--- The problem ---
Work out the number of lines in the records that include the word "image"; reply with that number alone.

--- Supplied data ---
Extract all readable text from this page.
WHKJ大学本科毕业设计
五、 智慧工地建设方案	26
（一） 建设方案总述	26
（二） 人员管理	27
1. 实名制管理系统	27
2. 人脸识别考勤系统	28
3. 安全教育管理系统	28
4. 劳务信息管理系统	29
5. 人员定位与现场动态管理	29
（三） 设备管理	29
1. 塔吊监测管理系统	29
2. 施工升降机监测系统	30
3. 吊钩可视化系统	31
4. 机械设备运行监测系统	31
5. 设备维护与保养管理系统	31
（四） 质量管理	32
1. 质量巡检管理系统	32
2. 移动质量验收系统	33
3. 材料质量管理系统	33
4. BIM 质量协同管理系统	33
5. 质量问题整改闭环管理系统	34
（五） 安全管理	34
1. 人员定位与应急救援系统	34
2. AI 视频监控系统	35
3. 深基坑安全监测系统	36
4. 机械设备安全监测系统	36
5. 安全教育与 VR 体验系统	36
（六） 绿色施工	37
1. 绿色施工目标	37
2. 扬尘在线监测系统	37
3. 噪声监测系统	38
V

* * *

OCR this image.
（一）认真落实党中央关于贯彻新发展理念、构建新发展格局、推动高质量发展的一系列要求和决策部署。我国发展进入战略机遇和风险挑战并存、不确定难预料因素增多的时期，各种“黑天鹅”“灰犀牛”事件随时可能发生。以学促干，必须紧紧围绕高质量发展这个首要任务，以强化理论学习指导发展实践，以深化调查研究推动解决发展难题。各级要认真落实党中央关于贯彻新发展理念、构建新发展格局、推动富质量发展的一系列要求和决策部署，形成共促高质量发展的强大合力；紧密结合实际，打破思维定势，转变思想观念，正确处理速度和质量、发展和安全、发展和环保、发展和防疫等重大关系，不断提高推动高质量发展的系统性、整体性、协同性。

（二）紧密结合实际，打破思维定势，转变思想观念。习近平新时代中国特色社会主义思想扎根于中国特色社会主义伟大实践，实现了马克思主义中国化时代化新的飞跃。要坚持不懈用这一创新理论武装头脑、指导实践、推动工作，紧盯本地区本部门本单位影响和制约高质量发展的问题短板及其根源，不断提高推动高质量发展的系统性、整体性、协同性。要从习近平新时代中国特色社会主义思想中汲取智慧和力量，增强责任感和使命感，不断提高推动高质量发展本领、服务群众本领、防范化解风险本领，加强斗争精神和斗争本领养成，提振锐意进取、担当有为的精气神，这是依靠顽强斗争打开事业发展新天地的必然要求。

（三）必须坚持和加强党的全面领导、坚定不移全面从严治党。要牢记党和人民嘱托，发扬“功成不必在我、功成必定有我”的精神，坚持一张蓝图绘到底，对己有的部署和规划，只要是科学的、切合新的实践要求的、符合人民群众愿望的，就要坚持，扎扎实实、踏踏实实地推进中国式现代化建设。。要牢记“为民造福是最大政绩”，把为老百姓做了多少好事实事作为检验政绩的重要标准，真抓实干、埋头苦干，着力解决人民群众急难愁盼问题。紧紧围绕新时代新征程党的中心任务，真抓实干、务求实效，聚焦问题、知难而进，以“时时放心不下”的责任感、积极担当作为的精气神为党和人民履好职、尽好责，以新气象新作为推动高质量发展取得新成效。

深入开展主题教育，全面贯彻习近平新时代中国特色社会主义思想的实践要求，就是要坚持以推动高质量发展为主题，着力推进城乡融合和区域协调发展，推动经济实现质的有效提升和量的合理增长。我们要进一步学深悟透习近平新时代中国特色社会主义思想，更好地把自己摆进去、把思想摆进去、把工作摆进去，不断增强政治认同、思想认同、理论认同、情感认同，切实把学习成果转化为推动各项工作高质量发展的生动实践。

* * *

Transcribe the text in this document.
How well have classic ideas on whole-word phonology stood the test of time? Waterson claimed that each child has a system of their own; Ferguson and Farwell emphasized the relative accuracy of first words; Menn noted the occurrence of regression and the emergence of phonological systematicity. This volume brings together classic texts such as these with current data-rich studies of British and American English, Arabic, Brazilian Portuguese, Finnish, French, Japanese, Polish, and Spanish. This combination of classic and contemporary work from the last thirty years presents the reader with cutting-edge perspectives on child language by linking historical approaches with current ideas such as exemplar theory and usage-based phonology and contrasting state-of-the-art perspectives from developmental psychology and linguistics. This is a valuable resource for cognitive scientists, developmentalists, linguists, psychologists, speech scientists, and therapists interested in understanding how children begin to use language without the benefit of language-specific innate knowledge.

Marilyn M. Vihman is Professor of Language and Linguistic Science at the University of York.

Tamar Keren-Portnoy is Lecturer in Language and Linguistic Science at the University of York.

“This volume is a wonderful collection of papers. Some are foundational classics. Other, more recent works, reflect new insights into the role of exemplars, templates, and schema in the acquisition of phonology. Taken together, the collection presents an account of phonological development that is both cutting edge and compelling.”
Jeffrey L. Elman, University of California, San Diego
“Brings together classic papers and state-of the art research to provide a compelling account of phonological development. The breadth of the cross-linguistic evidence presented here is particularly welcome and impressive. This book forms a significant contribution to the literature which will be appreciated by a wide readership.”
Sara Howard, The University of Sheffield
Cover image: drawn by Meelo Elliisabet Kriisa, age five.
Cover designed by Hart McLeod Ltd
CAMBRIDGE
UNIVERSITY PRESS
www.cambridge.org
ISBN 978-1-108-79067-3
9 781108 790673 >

--- Task answer ---
2